- AIM
Read the records and gather each line that includes "What".

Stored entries
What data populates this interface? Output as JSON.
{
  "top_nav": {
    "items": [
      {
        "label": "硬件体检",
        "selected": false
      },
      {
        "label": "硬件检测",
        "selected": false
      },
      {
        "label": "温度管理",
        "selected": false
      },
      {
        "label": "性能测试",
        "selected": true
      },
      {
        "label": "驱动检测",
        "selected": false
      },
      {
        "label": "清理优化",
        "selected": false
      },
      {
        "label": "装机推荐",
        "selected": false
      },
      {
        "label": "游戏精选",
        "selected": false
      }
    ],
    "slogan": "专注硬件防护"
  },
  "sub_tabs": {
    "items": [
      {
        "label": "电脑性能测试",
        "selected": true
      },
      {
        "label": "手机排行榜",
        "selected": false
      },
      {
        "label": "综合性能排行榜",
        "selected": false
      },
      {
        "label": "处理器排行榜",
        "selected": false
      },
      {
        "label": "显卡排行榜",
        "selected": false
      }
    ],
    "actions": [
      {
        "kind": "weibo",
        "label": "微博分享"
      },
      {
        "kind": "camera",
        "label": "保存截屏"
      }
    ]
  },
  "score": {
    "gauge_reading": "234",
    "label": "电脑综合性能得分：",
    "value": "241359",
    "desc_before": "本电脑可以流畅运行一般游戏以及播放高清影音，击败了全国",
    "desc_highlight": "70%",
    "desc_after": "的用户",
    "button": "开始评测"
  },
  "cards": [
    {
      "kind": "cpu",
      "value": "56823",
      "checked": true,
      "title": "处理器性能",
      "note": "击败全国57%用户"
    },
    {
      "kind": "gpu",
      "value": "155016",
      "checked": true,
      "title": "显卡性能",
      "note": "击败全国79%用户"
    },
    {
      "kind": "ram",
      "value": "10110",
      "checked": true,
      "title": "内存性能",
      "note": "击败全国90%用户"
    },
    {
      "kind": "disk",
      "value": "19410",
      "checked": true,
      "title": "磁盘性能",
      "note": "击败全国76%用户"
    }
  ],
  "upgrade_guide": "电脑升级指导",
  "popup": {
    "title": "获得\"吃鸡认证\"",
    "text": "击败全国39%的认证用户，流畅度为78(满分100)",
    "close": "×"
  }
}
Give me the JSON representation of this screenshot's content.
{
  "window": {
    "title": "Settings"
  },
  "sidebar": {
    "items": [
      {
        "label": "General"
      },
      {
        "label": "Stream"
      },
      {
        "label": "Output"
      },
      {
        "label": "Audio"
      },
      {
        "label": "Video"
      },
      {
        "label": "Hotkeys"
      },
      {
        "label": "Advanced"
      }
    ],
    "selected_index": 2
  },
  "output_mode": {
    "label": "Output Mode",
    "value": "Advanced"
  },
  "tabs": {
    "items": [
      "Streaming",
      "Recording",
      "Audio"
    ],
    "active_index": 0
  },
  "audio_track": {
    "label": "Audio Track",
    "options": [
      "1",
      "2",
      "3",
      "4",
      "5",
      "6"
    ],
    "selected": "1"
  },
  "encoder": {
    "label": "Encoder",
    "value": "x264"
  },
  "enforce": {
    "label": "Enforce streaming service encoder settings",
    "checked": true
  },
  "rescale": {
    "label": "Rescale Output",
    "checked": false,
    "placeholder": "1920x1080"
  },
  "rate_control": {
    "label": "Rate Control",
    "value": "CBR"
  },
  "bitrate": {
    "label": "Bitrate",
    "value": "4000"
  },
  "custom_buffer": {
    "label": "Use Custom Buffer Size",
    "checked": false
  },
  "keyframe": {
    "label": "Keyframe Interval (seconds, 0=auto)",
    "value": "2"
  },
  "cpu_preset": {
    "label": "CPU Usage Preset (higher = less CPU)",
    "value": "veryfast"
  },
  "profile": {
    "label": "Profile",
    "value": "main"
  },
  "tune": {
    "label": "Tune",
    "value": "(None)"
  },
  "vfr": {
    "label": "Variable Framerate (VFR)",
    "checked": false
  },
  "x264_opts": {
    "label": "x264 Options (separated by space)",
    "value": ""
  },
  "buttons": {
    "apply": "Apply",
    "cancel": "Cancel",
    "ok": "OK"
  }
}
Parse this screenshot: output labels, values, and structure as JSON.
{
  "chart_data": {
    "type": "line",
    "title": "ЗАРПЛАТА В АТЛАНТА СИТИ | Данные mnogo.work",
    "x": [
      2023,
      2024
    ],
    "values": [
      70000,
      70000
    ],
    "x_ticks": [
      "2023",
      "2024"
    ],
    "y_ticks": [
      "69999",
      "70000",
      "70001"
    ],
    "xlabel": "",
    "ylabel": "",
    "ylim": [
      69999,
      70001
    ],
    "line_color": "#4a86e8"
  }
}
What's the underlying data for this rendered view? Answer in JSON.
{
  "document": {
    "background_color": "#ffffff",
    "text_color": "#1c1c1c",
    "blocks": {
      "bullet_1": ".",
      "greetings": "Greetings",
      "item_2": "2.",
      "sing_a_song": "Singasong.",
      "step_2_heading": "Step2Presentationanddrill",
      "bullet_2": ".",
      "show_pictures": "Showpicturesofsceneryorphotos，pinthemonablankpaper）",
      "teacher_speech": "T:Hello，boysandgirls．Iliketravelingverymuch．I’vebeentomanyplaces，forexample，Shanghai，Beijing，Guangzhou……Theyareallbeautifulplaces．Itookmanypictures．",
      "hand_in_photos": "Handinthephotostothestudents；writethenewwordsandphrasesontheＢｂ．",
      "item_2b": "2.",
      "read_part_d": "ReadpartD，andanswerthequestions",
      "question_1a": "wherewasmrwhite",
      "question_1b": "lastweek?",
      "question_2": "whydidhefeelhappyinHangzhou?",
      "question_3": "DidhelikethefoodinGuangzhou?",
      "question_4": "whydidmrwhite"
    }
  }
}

- EXERCISE OUTPUT
What data populates this interface? Output as JSON.
What's the underlying data for this rendered view? Answer in JSON.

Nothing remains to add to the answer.